▸ **ITEMS**

---*---

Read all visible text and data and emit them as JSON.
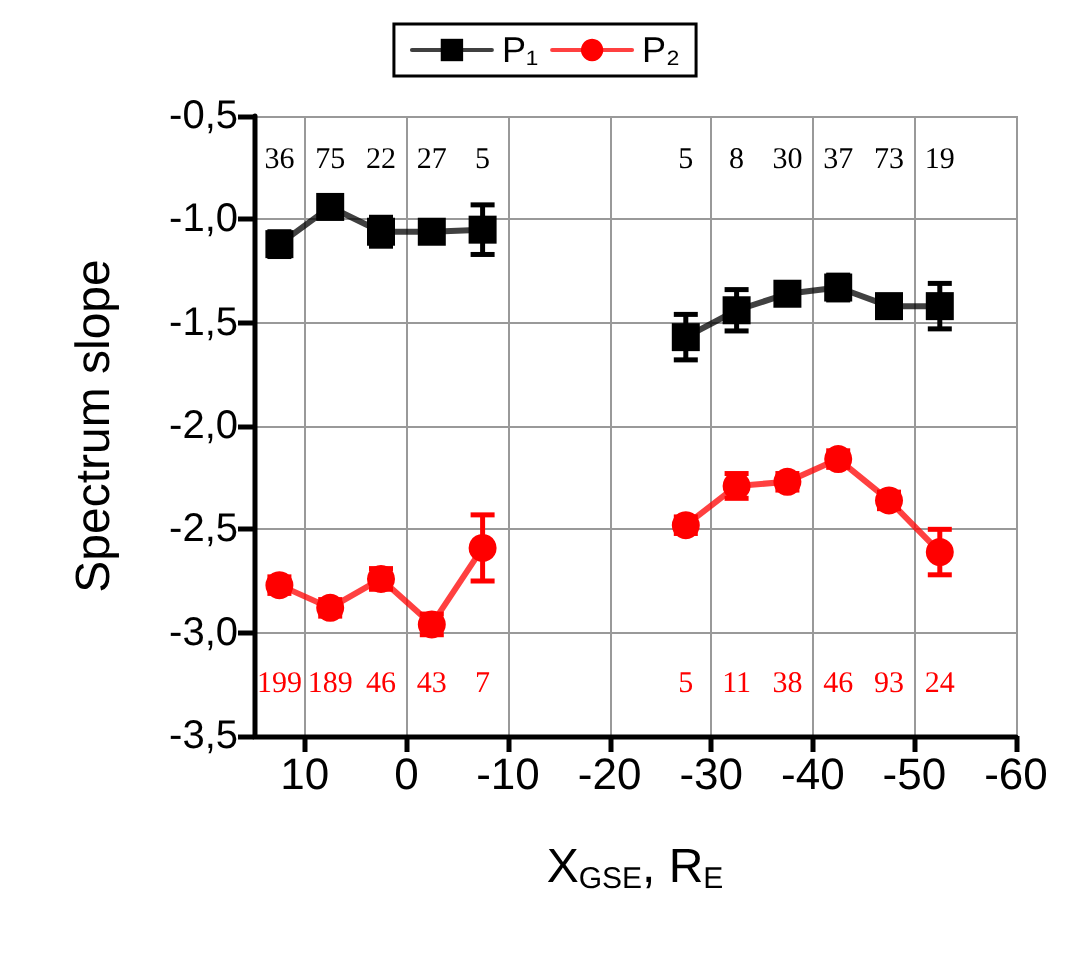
{
  "chart_data": {
    "type": "line",
    "xlabel": "X$_{GSE}$, R$_{E}$",
    "ylabel": "Spectrum slope",
    "x": [
      12.5,
      7.5,
      2.5,
      -2.5,
      -7.5,
      -17.5,
      -27.5,
      -32.5,
      -37.5,
      -42.5,
      -47.5,
      -52.5
    ],
    "series": [
      {
        "name": "P₁",
        "color": "#000000",
        "marker": "square",
        "values": [
          -1.12,
          -0.94,
          -1.06,
          -1.06,
          -1.05,
          null,
          -1.57,
          -1.44,
          -1.36,
          -1.33,
          -1.42,
          -1.42
        ],
        "errors": [
          0.06,
          0.04,
          0.07,
          0.05,
          0.12,
          null,
          0.11,
          0.1,
          0.05,
          0.06,
          0.04,
          0.11
        ]
      },
      {
        "name": "P₂",
        "color": "#ff0000",
        "marker": "circle",
        "values": [
          -2.77,
          -2.88,
          -2.74,
          -2.96,
          -2.59,
          null,
          -2.48,
          -2.29,
          -2.27,
          -2.16,
          -2.36,
          -2.61
        ],
        "errors": [
          0.04,
          0.04,
          0.05,
          0.05,
          0.16,
          null,
          0.04,
          0.06,
          0.04,
          0.04,
          0.04,
          0.11
        ]
      }
    ],
    "annotations": [
      "36",
      "75",
      "22",
      "27",
      "5",
      "5",
      "8",
      "30",
      "37",
      "73",
      "19",
      "199",
      "189",
      "46",
      "43",
      "7",
      "5",
      "11",
      "38",
      "46",
      "93",
      "24"
    ],
    "xlim": [
      15,
      -60
    ],
    "xticks": [
      10,
      0,
      -10,
      -20,
      -30,
      -40,
      -50,
      -60
    ],
    "ylim": [
      -3.5,
      -0.5
    ],
    "yticks": [
      {
        "value": -3.5,
        "label": "-3,5"
      },
      {
        "value": -3.0,
        "label": "-3,0"
      },
      {
        "value": -2.5,
        "label": "-2,5"
      },
      {
        "value": -2.0,
        "label": "-2,0"
      },
      {
        "value": -1.5,
        "label": "-1,5"
      },
      {
        "value": -1.0,
        "label": "-1,0"
      },
      {
        "value": -0.5,
        "label": "-0,5"
      }
    ],
    "grid": true,
    "legend": "top",
    "line_style": "solid"
  }
}
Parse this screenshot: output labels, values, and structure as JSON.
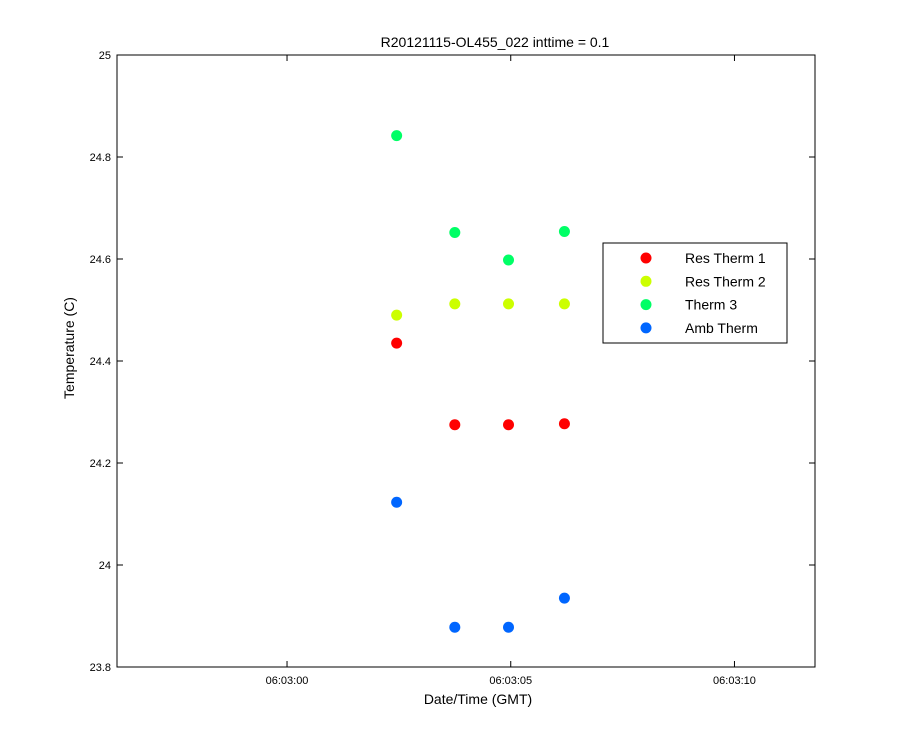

---*---

▸ **WORK TO DO**
Check every line of the data, and copy the ones that contain "JSON".

▸ **EXPECTED ANSWER**
Read all visible text and data and emit them as JSON.
Parse this screenshot: output labels, values, and structure as JSON.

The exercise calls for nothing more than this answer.